Print out every line, exactly as written.

>> Start MATERIAL FOR THIS TASK

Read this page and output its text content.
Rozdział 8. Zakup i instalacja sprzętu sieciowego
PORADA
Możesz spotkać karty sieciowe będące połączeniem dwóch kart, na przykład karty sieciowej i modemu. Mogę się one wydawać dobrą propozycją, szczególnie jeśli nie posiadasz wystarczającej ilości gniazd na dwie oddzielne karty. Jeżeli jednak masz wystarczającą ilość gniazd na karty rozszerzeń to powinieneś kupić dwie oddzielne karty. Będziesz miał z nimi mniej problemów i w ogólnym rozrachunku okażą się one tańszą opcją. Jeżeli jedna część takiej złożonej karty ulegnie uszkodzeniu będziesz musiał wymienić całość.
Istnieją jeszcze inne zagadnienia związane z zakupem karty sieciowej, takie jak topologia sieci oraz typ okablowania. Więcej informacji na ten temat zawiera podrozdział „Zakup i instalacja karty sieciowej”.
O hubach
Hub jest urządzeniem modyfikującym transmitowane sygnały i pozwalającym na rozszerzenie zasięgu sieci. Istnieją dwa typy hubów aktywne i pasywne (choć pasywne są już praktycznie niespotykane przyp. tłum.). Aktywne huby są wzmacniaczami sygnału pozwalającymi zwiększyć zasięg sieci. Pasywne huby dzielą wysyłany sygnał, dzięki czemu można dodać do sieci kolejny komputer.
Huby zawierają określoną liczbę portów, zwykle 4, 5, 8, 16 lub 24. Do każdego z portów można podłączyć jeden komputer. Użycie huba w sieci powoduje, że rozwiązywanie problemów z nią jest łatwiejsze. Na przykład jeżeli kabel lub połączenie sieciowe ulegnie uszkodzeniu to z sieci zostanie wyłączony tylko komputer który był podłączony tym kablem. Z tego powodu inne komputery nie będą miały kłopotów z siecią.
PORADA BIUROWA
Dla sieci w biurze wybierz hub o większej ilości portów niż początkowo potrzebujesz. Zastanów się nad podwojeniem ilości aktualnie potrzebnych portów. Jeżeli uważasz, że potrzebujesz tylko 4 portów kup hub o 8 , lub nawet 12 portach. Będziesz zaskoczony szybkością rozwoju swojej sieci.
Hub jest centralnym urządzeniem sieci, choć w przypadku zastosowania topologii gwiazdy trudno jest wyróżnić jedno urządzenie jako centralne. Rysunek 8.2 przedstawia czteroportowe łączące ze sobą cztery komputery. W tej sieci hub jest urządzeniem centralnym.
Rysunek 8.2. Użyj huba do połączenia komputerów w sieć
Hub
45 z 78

>> End MATERIAL FOR THIS TASK

■ TASK SOLUTION
Read this page and output its text content.
Rozdział 8. Zakup i instalacja sprzętu sieciowego
PORADA
Możesz spotkać karty sieciowe będące połączeniem dwóch kart, na przykład karty sieciowej i modemu. Mogę się one wydawać dobrą propozycją, szczególnie jeśli nie posiadasz wystarczającej ilości gniazd na dwie oddzielne karty. Jeżeli jednak masz wystarczającą ilość gniazd na karty rozszerzeń to powinieneś kupić dwie oddzielne karty. Będziesz miał z nimi mniej problemów i w ogólnym rozrachunku okażą się one tańszą opcją. Jeżeli jedna część takiej złożonej karty ulegnie uszkodzeniu będziesz musiał wymienić całość.
Istnieją jeszcze inne zagadnienia związane z zakupem karty sieciowej, takie jak topologia sieci oraz typ okablowania. Więcej informacji na ten temat zawiera podrozdział „Zakup i instalacja karty sieciowej”.
O hubach
Hub jest urządzeniem modyfikującym transmitowane sygnały i pozwalającym na rozszerzenie zasięgu sieci. Istnieją dwa typy hubów aktywne i pasywne (choć pasywne są już praktycznie niespotykane przyp. tłum.). Aktywne huby są wzmacniaczami sygnału pozwalającymi zwiększyć zasięg sieci. Pasywne huby dzielą wysyłany sygnał, dzięki czemu można dodać do sieci kolejny komputer.
Huby zawierają określoną liczbę portów, zwykle 4, 5, 8, 16 lub 24. Do każdego z portów można podłączyć jeden komputer. Użycie huba w sieci powoduje, że rozwiązywanie problemów z nią jest łatwiejsze. Na przykład jeżeli kabel lub połączenie sieciowe ulegnie uszkodzeniu to z sieci zostanie wyłączony tylko komputer który był podłączony tym kablem. Z tego powodu inne komputery nie będą miały kłopotów z siecią.
PORADA BIUROWA
Dla sieci w biurze wybierz hub o większej ilości portów niż początkowo potrzebujesz. Zastanów się nad podwojeniem ilości aktualnie potrzebnych portów. Jeżeli uważasz, że potrzebujesz tylko 4 portów kup hub o 8 , lub nawet 12 portach. Będziesz zaskoczony szybkością rozwoju swojej sieci.
Hub jest centralnym urządzeniem sieci, choć w przypadku zastosowania topologii gwiazdy trudno jest wyróżnić jedno urządzenie jako centralne. Rysunek 8.2 przedstawia czteroportowe łączące ze sobą cztery komputery. W tej sieci hub jest urządzeniem centralnym.
Rysunek 8.2. Użyj huba do połączenia komputerów w sieć
Hub
45 z 78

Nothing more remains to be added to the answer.